-- start --

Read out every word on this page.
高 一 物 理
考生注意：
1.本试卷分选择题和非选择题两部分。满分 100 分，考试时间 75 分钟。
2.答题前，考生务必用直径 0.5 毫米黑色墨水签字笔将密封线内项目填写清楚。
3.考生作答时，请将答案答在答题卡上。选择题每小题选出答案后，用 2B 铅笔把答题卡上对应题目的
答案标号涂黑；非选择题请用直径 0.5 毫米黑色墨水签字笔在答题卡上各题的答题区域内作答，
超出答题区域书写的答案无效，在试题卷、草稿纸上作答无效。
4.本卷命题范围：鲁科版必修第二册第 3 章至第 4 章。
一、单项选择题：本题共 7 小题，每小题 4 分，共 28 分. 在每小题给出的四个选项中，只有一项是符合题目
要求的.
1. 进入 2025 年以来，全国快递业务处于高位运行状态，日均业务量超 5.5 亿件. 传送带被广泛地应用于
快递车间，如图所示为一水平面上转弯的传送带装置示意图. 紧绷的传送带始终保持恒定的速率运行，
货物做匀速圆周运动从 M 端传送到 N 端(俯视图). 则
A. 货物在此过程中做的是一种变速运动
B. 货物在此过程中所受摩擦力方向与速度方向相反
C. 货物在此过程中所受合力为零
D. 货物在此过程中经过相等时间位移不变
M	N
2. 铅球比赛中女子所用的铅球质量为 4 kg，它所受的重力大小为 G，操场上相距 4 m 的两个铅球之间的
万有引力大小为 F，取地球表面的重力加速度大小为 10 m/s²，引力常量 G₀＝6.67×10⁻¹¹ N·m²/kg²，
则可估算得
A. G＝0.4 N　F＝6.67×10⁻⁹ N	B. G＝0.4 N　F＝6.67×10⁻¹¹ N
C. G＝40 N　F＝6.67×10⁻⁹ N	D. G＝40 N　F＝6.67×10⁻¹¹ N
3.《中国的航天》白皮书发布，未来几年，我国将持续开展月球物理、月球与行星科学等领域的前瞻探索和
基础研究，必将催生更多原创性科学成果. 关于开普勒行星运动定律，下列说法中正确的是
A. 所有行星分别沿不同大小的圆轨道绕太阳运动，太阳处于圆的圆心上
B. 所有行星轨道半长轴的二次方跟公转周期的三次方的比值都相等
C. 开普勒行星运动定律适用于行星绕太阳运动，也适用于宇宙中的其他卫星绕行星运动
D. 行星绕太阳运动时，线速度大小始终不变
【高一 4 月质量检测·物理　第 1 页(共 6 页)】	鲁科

-- end --

### Required task
Every entry above should be retyped exactly as shown.

### Solved problem
Read out every word on this page.
高 一 物 理
考生注意：
1.本试卷分选择题和非选择题两部分。满分 100 分，考试时间 75 分钟。
2.答题前，考生务必用直径 0.5 毫米黑色墨水签字笔将密封线内项目填写清楚。
3.考生作答时，请将答案答在答题卡上。选择题每小题选出答案后，用 2B 铅笔把答题卡上对应题目的
答案标号涂黑；非选择题请用直径 0.5 毫米黑色墨水签字笔在答题卡上各题的答题区域内作答，
超出答题区域书写的答案无效，在试题卷、草稿纸上作答无效。
4.本卷命题范围：鲁科版必修第二册第 3 章至第 4 章。
一、单项选择题：本题共 7 小题，每小题 4 分，共 28 分. 在每小题给出的四个选项中，只有一项是符合题目
要求的.
1. 进入 2025 年以来，全国快递业务处于高位运行状态，日均业务量超 5.5 亿件. 传送带被广泛地应用于
快递车间，如图所示为一水平面上转弯的传送带装置示意图. 紧绷的传送带始终保持恒定的速率运行，
货物做匀速圆周运动从 M 端传送到 N 端(俯视图). 则
A. 货物在此过程中做的是一种变速运动
B. 货物在此过程中所受摩擦力方向与速度方向相反
C. 货物在此过程中所受合力为零
D. 货物在此过程中经过相等时间位移不变
M	N
2. 铅球比赛中女子所用的铅球质量为 4 kg，它所受的重力大小为 G，操场上相距 4 m 的两个铅球之间的
万有引力大小为 F，取地球表面的重力加速度大小为 10 m/s²，引力常量 G₀＝6.67×10⁻¹¹ N·m²/kg²，
则可估算得
A. G＝0.4 N　F＝6.67×10⁻⁹ N	B. G＝0.4 N　F＝6.67×10⁻¹¹ N
C. G＝40 N　F＝6.67×10⁻⁹ N	D. G＝40 N　F＝6.67×10⁻¹¹ N
3.《中国的航天》白皮书发布，未来几年，我国将持续开展月球物理、月球与行星科学等领域的前瞻探索和
基础研究，必将催生更多原创性科学成果. 关于开普勒行星运动定律，下列说法中正确的是
A. 所有行星分别沿不同大小的圆轨道绕太阳运动，太阳处于圆的圆心上
B. 所有行星轨道半长轴的二次方跟公转周期的三次方的比值都相等
C. 开普勒行星运动定律适用于行星绕太阳运动，也适用于宇宙中的其他卫星绕行星运动
D. 行星绕太阳运动时，线速度大小始终不变
【高一 4 月质量检测·物理　第 1 页(共 6 页)】	鲁科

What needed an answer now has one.